In the listing below, find every line containing "time" and copy it out.

* EXCERPTED RECORDS:
>>>>
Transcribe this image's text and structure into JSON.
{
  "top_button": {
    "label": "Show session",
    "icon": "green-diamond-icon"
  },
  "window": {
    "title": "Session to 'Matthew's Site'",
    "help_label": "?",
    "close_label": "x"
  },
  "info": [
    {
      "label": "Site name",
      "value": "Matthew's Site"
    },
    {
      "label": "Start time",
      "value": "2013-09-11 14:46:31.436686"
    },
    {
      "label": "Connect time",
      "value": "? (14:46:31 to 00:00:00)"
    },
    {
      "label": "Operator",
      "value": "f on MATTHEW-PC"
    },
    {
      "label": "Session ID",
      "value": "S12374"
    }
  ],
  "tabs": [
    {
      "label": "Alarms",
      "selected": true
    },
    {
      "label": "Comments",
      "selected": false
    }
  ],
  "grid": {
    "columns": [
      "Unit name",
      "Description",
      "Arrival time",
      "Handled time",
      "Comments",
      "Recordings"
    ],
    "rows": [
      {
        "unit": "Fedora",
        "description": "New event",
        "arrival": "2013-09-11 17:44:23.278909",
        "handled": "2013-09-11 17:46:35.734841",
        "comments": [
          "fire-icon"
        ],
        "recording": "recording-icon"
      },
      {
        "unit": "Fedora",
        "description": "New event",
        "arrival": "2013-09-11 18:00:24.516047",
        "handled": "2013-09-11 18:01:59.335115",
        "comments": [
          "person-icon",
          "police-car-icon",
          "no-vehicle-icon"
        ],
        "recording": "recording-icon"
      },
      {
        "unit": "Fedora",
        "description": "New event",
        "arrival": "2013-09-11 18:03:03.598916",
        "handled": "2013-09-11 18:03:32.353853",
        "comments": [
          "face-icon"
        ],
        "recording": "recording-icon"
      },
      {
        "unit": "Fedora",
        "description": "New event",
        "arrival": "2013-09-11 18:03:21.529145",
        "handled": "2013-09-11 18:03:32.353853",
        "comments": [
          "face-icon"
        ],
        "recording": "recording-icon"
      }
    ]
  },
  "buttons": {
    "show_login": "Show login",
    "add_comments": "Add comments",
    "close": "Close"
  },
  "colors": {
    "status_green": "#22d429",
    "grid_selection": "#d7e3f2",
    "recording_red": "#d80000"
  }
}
<<<<
* EXERCISE RESULT:
      "label": "Start time",
      "label": "Connect time",
      "Arrival time",
      "Handled time",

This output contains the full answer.